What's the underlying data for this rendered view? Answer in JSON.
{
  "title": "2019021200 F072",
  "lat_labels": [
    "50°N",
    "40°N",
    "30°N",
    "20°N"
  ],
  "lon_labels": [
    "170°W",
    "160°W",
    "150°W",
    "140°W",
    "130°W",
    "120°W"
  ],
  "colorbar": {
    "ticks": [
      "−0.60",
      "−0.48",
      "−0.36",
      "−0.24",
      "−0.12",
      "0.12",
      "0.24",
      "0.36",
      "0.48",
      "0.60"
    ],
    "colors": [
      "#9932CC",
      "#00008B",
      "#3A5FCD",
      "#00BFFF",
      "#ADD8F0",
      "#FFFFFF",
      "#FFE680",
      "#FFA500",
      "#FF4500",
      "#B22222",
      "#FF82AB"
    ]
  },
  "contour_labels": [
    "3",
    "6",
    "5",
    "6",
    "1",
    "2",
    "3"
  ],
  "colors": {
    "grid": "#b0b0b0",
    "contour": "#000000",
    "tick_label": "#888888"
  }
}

------------------------------

Goal:
Repeat all entries. Match them exactly.

Result below:
What's the underlying data for this rendered view? Answer in JSON.
{
  "title": "2019021200 F072",
  "lat_labels": [
    "50°N",
    "40°N",
    "30°N",
    "20°N"
  ],
  "lon_labels": [
    "170°W",
    "160°W",
    "150°W",
    "140°W",
    "130°W",
    "120°W"
  ],
  "colorbar": {
    "ticks": [
      "−0.60",
      "−0.48",
      "−0.36",
      "−0.24",
      "−0.12",
      "0.12",
      "0.24",
      "0.36",
      "0.48",
      "0.60"
    ],
    "colors": [
      "#9932CC",
      "#00008B",
      "#3A5FCD",
      "#00BFFF",
      "#ADD8F0",
      "#FFFFFF",
      "#FFE680",
      "#FFA500",
      "#FF4500",
      "#B22222",
      "#FF82AB"
    ]
  },
  "contour_labels": [
    "3",
    "6",
    "5",
    "6",
    "1",
    "2",
    "3"
  ],
  "colors": {
    "grid": "#b0b0b0",
    "contour": "#000000",
    "tick_label": "#888888"
  }
}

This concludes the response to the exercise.